▶ _Excerpted data_:
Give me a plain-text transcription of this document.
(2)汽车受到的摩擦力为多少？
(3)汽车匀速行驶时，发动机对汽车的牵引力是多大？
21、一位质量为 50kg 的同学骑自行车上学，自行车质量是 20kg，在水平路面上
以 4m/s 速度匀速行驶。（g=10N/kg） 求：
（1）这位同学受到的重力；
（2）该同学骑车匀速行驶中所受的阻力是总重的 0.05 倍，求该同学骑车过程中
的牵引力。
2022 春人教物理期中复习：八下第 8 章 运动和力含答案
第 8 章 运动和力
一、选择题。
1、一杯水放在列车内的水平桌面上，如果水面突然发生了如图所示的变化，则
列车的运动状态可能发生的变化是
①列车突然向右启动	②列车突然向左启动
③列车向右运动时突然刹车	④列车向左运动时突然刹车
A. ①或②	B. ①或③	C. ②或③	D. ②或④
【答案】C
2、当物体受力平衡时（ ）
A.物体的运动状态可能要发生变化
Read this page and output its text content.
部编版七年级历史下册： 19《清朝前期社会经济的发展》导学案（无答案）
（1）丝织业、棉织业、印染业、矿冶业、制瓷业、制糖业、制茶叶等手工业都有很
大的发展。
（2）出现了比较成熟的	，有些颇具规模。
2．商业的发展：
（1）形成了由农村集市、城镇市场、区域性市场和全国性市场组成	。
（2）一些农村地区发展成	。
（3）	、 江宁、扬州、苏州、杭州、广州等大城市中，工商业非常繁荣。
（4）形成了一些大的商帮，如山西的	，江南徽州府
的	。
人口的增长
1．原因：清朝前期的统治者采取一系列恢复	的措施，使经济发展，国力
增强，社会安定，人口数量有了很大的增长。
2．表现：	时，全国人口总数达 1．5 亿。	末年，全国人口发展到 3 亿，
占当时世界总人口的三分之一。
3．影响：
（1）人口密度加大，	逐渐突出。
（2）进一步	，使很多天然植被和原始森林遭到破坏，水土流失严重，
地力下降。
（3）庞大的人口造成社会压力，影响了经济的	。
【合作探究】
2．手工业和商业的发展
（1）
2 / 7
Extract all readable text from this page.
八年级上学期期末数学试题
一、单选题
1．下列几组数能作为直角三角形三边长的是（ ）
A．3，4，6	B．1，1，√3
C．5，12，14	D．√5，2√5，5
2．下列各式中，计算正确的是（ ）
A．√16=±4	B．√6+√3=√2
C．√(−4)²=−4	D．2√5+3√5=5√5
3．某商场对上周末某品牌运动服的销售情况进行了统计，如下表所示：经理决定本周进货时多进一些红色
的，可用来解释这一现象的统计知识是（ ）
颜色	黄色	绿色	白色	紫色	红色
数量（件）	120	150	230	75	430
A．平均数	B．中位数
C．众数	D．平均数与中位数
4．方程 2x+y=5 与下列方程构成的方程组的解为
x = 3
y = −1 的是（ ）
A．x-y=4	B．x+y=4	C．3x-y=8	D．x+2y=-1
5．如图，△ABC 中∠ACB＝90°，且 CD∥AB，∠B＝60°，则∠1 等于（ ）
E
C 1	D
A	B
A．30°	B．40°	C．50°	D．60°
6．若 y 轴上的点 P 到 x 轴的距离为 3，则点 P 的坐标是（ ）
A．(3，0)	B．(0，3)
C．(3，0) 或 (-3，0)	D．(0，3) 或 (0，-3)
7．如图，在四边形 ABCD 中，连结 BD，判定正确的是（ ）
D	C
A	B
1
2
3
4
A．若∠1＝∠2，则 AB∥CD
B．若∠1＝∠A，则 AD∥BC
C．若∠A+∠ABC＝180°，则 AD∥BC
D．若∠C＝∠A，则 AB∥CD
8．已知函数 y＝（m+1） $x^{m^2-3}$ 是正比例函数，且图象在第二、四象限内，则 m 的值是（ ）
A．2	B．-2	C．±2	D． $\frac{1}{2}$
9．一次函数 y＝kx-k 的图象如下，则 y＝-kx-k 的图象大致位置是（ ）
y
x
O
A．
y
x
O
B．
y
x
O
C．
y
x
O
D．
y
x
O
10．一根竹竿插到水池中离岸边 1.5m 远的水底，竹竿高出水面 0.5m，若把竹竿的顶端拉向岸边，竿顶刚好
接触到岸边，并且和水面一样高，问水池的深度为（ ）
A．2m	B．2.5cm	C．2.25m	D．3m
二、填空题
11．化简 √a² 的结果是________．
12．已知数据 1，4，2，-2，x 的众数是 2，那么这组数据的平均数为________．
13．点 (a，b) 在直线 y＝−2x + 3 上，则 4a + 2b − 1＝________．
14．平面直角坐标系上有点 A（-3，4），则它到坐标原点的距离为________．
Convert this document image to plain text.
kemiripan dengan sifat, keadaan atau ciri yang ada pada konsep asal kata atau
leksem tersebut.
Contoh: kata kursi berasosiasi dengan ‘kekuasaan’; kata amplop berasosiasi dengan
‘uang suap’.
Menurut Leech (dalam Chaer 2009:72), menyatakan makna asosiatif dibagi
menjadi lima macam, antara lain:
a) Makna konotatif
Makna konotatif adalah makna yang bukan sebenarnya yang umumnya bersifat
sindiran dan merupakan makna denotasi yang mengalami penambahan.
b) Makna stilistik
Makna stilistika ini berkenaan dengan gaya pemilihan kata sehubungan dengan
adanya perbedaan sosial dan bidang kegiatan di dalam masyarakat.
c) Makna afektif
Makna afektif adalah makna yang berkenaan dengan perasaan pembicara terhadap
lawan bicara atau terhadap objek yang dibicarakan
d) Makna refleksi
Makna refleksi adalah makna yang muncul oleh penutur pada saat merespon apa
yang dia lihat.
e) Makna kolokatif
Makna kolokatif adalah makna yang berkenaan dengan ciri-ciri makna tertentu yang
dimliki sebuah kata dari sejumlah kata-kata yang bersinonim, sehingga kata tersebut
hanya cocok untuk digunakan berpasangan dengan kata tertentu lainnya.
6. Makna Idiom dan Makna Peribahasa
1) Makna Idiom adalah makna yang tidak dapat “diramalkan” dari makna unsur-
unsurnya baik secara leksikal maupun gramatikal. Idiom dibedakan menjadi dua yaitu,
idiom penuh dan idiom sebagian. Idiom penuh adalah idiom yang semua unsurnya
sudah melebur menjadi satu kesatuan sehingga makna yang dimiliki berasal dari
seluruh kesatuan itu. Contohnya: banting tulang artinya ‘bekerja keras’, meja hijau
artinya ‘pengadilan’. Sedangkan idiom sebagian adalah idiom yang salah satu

▶ _What this task involves_: List each line holding the string "ciri".

▶ _Solution below_:
kemiripan dengan sifat, keadaan atau ciri yang ada pada konsep asal kata atau
Makna kolokatif adalah makna yang berkenaan dengan ciri-ciri makna tertentu yang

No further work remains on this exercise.